▼▼▼
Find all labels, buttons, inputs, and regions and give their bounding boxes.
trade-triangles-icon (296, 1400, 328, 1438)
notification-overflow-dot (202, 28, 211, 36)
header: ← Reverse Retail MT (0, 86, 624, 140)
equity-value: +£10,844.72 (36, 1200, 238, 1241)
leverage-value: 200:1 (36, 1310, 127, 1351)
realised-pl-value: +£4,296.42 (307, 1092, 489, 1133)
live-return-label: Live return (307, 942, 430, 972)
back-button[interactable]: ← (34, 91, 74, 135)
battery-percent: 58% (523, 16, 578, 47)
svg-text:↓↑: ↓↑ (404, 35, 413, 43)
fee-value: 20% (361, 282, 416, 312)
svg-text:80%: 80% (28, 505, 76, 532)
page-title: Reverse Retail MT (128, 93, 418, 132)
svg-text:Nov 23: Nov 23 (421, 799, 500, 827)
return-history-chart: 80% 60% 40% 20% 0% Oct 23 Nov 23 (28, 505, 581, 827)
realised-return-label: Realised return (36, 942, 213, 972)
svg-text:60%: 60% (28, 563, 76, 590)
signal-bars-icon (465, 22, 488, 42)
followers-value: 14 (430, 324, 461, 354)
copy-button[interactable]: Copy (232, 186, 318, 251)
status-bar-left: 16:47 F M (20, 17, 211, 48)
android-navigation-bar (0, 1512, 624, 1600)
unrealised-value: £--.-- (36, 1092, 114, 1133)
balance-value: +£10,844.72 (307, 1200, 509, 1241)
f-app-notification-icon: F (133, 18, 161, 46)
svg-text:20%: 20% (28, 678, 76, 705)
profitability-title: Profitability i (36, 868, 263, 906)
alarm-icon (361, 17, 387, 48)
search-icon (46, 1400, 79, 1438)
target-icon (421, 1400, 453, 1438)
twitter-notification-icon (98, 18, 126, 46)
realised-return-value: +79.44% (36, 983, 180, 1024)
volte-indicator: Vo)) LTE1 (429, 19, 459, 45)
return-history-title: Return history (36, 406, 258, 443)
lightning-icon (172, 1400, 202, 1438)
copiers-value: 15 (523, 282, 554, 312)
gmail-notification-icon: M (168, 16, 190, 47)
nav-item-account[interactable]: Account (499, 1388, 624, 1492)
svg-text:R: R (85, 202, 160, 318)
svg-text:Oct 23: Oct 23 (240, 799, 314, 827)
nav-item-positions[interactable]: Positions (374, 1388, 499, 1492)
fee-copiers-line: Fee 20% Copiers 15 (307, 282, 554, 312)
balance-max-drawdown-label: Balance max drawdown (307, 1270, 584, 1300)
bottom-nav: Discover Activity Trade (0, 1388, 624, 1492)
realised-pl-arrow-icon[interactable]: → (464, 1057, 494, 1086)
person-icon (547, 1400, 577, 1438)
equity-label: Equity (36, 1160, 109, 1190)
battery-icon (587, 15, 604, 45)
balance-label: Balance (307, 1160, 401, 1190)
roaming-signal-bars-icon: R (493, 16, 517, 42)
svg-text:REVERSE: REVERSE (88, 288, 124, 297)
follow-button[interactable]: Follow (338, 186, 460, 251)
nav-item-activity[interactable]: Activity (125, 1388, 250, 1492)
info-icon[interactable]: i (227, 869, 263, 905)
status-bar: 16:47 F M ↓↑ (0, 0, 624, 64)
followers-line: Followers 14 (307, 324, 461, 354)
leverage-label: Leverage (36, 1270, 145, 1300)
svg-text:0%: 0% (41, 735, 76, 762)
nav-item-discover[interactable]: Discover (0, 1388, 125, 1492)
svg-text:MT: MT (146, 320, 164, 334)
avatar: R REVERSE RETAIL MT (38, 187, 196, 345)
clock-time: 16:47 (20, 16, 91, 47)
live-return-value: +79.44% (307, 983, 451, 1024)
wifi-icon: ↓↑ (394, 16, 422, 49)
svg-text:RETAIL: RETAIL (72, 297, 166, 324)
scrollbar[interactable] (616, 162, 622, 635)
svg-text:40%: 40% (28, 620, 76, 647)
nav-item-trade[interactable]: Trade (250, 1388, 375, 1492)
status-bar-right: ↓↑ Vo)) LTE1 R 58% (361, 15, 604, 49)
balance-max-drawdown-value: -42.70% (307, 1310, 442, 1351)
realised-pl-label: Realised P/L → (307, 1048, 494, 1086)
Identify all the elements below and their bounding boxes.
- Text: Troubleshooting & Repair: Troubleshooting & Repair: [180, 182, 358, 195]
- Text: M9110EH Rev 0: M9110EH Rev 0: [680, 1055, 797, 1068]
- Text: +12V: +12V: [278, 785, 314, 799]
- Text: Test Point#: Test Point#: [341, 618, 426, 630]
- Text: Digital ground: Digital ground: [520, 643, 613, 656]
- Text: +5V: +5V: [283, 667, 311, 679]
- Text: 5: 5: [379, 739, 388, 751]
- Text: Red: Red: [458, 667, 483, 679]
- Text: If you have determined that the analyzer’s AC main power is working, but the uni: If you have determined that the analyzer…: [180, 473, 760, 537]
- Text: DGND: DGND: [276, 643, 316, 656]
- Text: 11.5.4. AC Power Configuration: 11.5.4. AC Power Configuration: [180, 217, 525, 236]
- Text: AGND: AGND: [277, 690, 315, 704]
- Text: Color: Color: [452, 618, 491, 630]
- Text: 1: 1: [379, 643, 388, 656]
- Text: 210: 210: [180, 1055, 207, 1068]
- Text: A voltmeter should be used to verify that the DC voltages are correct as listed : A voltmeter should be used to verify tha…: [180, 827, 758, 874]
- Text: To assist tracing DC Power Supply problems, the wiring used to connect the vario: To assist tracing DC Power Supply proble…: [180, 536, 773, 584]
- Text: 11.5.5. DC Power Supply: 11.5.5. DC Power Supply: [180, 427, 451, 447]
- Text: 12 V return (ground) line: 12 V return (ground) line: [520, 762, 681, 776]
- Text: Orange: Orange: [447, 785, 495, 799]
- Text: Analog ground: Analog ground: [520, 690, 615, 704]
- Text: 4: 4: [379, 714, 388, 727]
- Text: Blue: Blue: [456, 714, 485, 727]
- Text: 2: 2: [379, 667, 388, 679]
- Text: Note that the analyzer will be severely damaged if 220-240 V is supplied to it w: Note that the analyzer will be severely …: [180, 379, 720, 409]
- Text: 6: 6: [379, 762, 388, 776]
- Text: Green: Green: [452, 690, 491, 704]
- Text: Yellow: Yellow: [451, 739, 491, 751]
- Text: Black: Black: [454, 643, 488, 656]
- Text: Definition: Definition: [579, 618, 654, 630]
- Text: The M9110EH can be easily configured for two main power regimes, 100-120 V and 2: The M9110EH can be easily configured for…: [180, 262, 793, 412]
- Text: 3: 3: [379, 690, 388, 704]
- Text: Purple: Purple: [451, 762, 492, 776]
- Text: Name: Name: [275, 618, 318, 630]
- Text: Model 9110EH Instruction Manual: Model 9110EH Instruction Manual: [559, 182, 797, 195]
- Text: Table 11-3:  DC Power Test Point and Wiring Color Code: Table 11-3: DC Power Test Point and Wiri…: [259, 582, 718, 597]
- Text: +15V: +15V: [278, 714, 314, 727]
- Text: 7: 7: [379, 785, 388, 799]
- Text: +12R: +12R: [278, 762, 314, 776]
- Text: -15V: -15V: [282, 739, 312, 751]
▲▲▲
Print every one of the rows above again, character for character.

Find all labels, buttons, inputs, and regions and give their bounding boxes.
trade-triangles-icon (296, 1400, 328, 1438)
notification-overflow-dot (202, 28, 211, 36)
header: ← Reverse Retail MT (0, 86, 624, 140)
equity-value: +£10,844.72 (36, 1200, 238, 1241)
leverage-value: 200:1 (36, 1310, 127, 1351)
realised-pl-value: +£4,296.42 (307, 1092, 489, 1133)
live-return-label: Live return (307, 942, 430, 972)
back-button[interactable]: ← (34, 91, 74, 135)
battery-percent: 58% (523, 16, 578, 47)
svg-text:↓↑: ↓↑ (404, 35, 413, 43)
fee-value: 20% (361, 282, 416, 312)
svg-text:80%: 80% (28, 505, 76, 532)
page-title: Reverse Retail MT (128, 93, 418, 132)
svg-text:Nov 23: Nov 23 (421, 799, 500, 827)
return-history-chart: 80% 60% 40% 20% 0% Oct 23 Nov 23 (28, 505, 581, 827)
realised-return-label: Realised return (36, 942, 213, 972)
svg-text:60%: 60% (28, 563, 76, 590)
signal-bars-icon (465, 22, 488, 42)
followers-value: 14 (430, 324, 461, 354)
copy-button[interactable]: Copy (232, 186, 318, 251)
status-bar-left: 16:47 F M (20, 17, 211, 48)
android-navigation-bar (0, 1512, 624, 1600)
unrealised-value: £--.-- (36, 1092, 114, 1133)
balance-value: +£10,844.72 (307, 1200, 509, 1241)
f-app-notification-icon: F (133, 18, 161, 46)
svg-text:20%: 20% (28, 678, 76, 705)
profitability-title: Profitability i (36, 868, 263, 906)
alarm-icon (361, 17, 387, 48)
search-icon (46, 1400, 79, 1438)
target-icon (421, 1400, 453, 1438)
twitter-notification-icon (98, 18, 126, 46)
realised-return-value: +79.44% (36, 983, 180, 1024)
volte-indicator: Vo)) LTE1 (429, 19, 459, 45)
return-history-title: Return history (36, 406, 258, 443)
lightning-icon (172, 1400, 202, 1438)
copiers-value: 15 (523, 282, 554, 312)
gmail-notification-icon: M (168, 16, 190, 47)
nav-item-account[interactable]: Account (499, 1388, 624, 1492)
svg-text:R: R (85, 202, 160, 318)
svg-text:Oct 23: Oct 23 (240, 799, 314, 827)
nav-item-positions[interactable]: Positions (374, 1388, 499, 1492)
fee-copiers-line: Fee 20% Copiers 15 (307, 282, 554, 312)
balance-max-drawdown-label: Balance max drawdown (307, 1270, 584, 1300)
bottom-nav: Discover Activity Trade (0, 1388, 624, 1492)
realised-pl-arrow-icon[interactable]: → (464, 1057, 494, 1086)
person-icon (547, 1400, 577, 1438)
equity-label: Equity (36, 1160, 109, 1190)
battery-icon (587, 15, 604, 45)
balance-label: Balance (307, 1160, 401, 1190)
roaming-signal-bars-icon: R (493, 16, 517, 42)
svg-text:REVERSE: REVERSE (88, 288, 124, 297)
follow-button[interactable]: Follow (338, 186, 460, 251)
nav-item-activity[interactable]: Activity (125, 1388, 250, 1492)
info-icon[interactable]: i (227, 869, 263, 905)
status-bar: 16:47 F M ↓↑ (0, 0, 624, 64)
followers-line: Followers 14 (307, 324, 461, 354)
leverage-label: Leverage (36, 1270, 145, 1300)
svg-text:0%: 0% (41, 735, 76, 762)
nav-item-discover[interactable]: Discover (0, 1388, 125, 1492)
svg-text:MT: MT (146, 320, 164, 334)
avatar: R REVERSE RETAIL MT (38, 187, 196, 345)
clock-time: 16:47 (20, 16, 91, 47)
live-return-value: +79.44% (307, 983, 451, 1024)
wifi-icon: ↓↑ (394, 16, 422, 49)
svg-text:RETAIL: RETAIL (72, 297, 166, 324)
scrollbar[interactable] (616, 162, 622, 635)
svg-text:40%: 40% (28, 620, 76, 647)
nav-item-trade[interactable]: Trade (250, 1388, 375, 1492)
status-bar-right: ↓↑ Vo)) LTE1 R 58% (361, 15, 604, 49)
balance-max-drawdown-value: -42.70% (307, 1310, 442, 1351)
realised-pl-label: Realised P/L → (307, 1048, 494, 1086)
Identify all the elements below and their bounding boxes.
- Text: Troubleshooting & Repair: Troubleshooting & Repair: [180, 182, 358, 195]
- Text: M9110EH Rev 0: M9110EH Rev 0: [680, 1055, 797, 1068]
- Text: +12V: +12V: [278, 785, 314, 799]
- Text: Test Point#: Test Point#: [341, 618, 426, 630]
- Text: Digital ground: Digital ground: [520, 643, 613, 656]
- Text: +5V: +5V: [283, 667, 311, 679]
- Text: 5: 5: [379, 739, 388, 751]
- Text: Red: Red: [458, 667, 483, 679]
- Text: If you have determined that the analyzer’s AC main power is working, but the uni: If you have determined that the analyzer…: [180, 473, 760, 537]
- Text: DGND: DGND: [276, 643, 316, 656]
- Text: 11.5.4. AC Power Configuration: 11.5.4. AC Power Configuration: [180, 217, 525, 236]
- Text: AGND: AGND: [277, 690, 315, 704]
- Text: Color: Color: [452, 618, 491, 630]
- Text: 1: 1: [379, 643, 388, 656]
- Text: 210: 210: [180, 1055, 207, 1068]
- Text: A voltmeter should be used to verify that the DC voltages are correct as listed : A voltmeter should be used to verify tha…: [180, 827, 758, 874]
- Text: To assist tracing DC Power Supply problems, the wiring used to connect the vario: To assist tracing DC Power Supply proble…: [180, 536, 773, 584]
- Text: 11.5.5. DC Power Supply: 11.5.5. DC Power Supply: [180, 427, 451, 447]
- Text: 12 V return (ground) line: 12 V return (ground) line: [520, 762, 681, 776]
- Text: Orange: Orange: [447, 785, 495, 799]
- Text: Analog ground: Analog ground: [520, 690, 615, 704]
- Text: 4: 4: [379, 714, 388, 727]
- Text: Blue: Blue: [456, 714, 485, 727]
- Text: 2: 2: [379, 667, 388, 679]
- Text: Note that the analyzer will be severely damaged if 220-240 V is supplied to it w: Note that the analyzer will be severely …: [180, 379, 720, 409]
- Text: 6: 6: [379, 762, 388, 776]
- Text: Green: Green: [452, 690, 491, 704]
- Text: Yellow: Yellow: [451, 739, 491, 751]
- Text: Black: Black: [454, 643, 488, 656]
- Text: Definition: Definition: [579, 618, 654, 630]
- Text: The M9110EH can be easily configured for two main power regimes, 100-120 V and 2: The M9110EH can be easily configured for…: [180, 262, 793, 412]
- Text: 3: 3: [379, 690, 388, 704]
- Text: Purple: Purple: [451, 762, 492, 776]
- Text: Name: Name: [275, 618, 318, 630]
- Text: Model 9110EH Instruction Manual: Model 9110EH Instruction Manual: [559, 182, 797, 195]
- Text: Table 11-3:  DC Power Test Point and Wiring Color Code: Table 11-3: DC Power Test Point and Wiri…: [259, 582, 718, 597]
- Text: +15V: +15V: [278, 714, 314, 727]
- Text: 7: 7: [379, 785, 388, 799]
- Text: +12R: +12R: [278, 762, 314, 776]
- Text: -15V: -15V: [282, 739, 312, 751]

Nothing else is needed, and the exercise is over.